• **SOURCE**
While Democrats pushed back in debate, bill sponsor Rep. Jamie Grant says the point of the bill is to provide transparency for voters and to protect the state’s constitution.
 
Rep. Jamie Grant, R- Tampa. [SCOTT KEELER   |   Times]
Rep. Jamie Grant, R- Tampa. [SCOTT KEELER | Times]
Published April 18, 2019

TALLAHASSEE -- A bill that would make it far more difficult to gather the signatures needed to get constitutional amendments before Florida voters has turned into a heated partisan fight.

Republicans say the bill preserves the sanctity of the constitution by limiting who can amend it. Democrats say the stronghold of conservatives in the Legislature make ballot initiatives the only way for their progressive constituents’ voices to be heard.

After a rather rushed one-hour debate where members were allotted 30 seconds to speak, a dramatically amended bill passed along party lines in House State Affairs Thursday morning. The strike-all amendment was filed at 7 p.m. Wednesday night, during a House floor session that ended at 10:40 p.m.

The bill is scheduled to be heard on the House floor next Wednesday.

While Democrats pushed back in debate, bill sponsor Rep. Jamie Grant says the point of the bill is to provide transparency for voters and to protect the state’s constitution.

• **RECORDS SHOWN**

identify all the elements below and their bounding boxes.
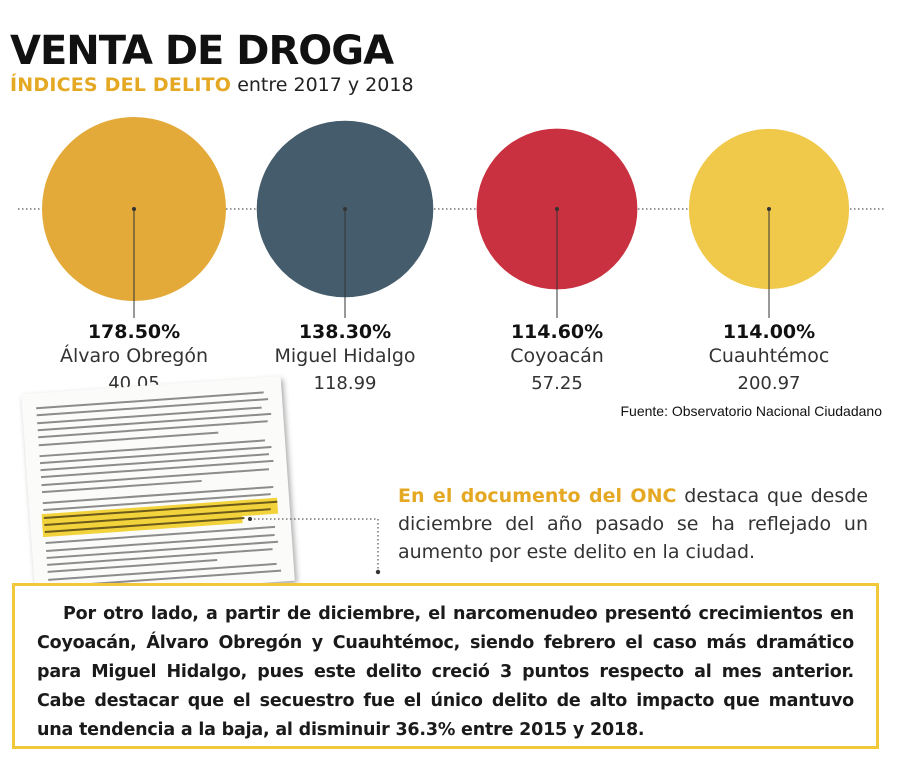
chart-subtitle: ÍNDICES DEL DELITO entre 2017 y 2018 (10, 74, 414, 96)
category-label-2: Miguel Hidalgo (274, 345, 415, 367)
note-accent: En el documento del ONC (398, 485, 677, 507)
subtitle-rest: entre 2017 y 2018 (231, 74, 414, 96)
subtitle-accent: ÍNDICES DEL DELITO (10, 74, 232, 96)
note-text: destaca que desde diciembre del año pasa… (398, 485, 869, 563)
center-dot-4 (767, 207, 771, 211)
onc-note: En el documento del ONC destaca que desd… (398, 482, 868, 566)
percent-label-2: 138.30% (299, 321, 391, 343)
bubbles-group: 178.50%Álvaro Obregón40.05138.30%Miguel … (42, 117, 850, 394)
value-label-2: 118.99 (314, 373, 377, 394)
percent-label-1: 178.50% (88, 321, 180, 343)
value-label-4: 200.97 (738, 373, 801, 394)
percent-label-4: 114.00% (723, 321, 815, 343)
category-label-3: Coyoacán (510, 345, 604, 367)
source-note: Fuente: Observatorio Nacional Ciudadano (620, 403, 883, 419)
category-label-4: Cuauhtémoc (709, 345, 830, 367)
value-label-3: 57.25 (531, 373, 583, 394)
document-thumbnail (21, 376, 295, 599)
percent-label-3: 114.60% (511, 321, 603, 343)
center-dot-1 (132, 207, 136, 211)
bubble-chart: 178.50%Álvaro Obregón40.05138.30%Miguel … (18, 117, 885, 394)
body-paragraph: Por otro lado, a partir de diciembre, el… (37, 604, 854, 740)
category-label-1: Álvaro Obregón (60, 344, 208, 367)
chart-title: VENTA DE DROGA (10, 28, 394, 74)
center-dot-3 (555, 207, 559, 211)
body-textbox: Por otro lado, a partir de diciembre, el… (12, 583, 879, 749)
center-dot-2 (343, 207, 347, 211)
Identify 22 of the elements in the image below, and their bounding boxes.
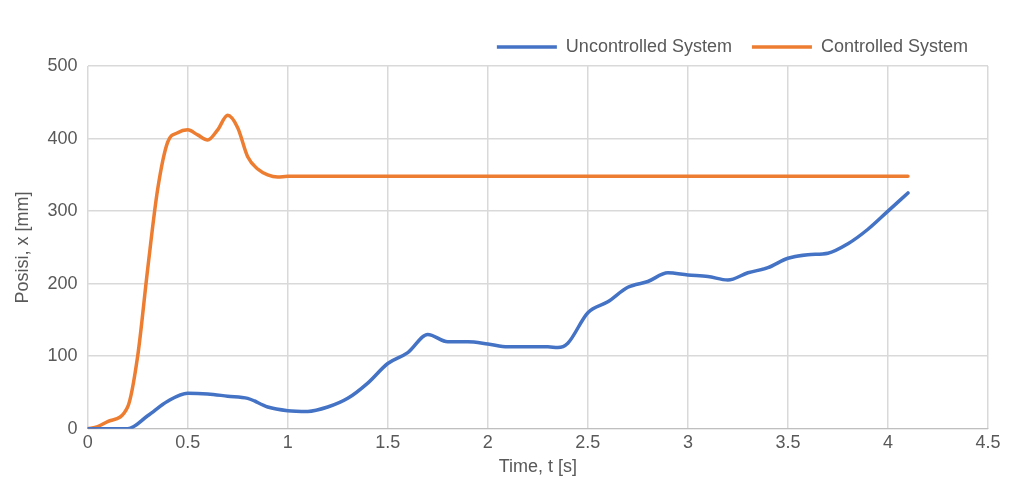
y-tick-label: 100 (47, 345, 78, 366)
x-axis-title: Time, t [s] (498, 456, 577, 477)
x-tick-label: 0 (82, 431, 93, 452)
y-tick-label: 0 (67, 417, 78, 438)
legend-label: Uncontrolled System (565, 35, 732, 56)
line-series (87, 191, 910, 429)
x-tick-label: 2 (482, 431, 493, 452)
y-tick-label: 500 (47, 54, 78, 75)
x-tick-label: 2.5 (575, 431, 601, 452)
y-tick-label: 200 (47, 272, 78, 293)
x-tick-label: 3.5 (775, 431, 801, 452)
x-tick-label: 4.5 (975, 431, 1001, 452)
x-tick-label: 4 (882, 431, 893, 452)
x-tick-label: 1.5 (375, 431, 401, 452)
y-tick-label: 400 (47, 127, 78, 148)
y-axis-title: Posisi, x [mm] (11, 191, 32, 304)
legend-label: Controlled System (820, 35, 968, 56)
x-tick-label: 3 (682, 431, 693, 452)
x-tick-label: 0.5 (175, 431, 201, 452)
line-series (87, 113, 910, 429)
x-tick-label: 1 (282, 431, 293, 452)
y-tick-label: 300 (47, 200, 78, 221)
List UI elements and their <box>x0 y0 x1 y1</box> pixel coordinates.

• **EXERCISE OBJECTIVE**
Pick up the news story about the Florida bill on constitutional amendment signatures after its last sentence, and write the next few paragraphs.

• **EXERCISE OUTPUT**
“Our constitution shouldn’t be open to the world or shouldn’t be open to different parties or ideologies to go find a billionaire to fund something to put into our constitution,” said Grant, a Tampa Republican.

Lawmakers have steadily made it more difficult to amend Florida’s constitution, limiting the amount of time a group has to collect signatures and raising the threshold for an amendment’s passage to 60 percent. And this session, Republicans are advancing another bill that raises the threshold to two-thirds. A separate bill by Republicans aims to abolish the Constitution Revision Commission, a 37-member body that meets every 20 years to review and proposes changes to the state constitution.

The strike-all amendment to Grant’s bill reversed a previously stated requirement for petition gatherers to be residents of Florida and now requires that petitions be turned in to supervisors of election within 10 days of being signed.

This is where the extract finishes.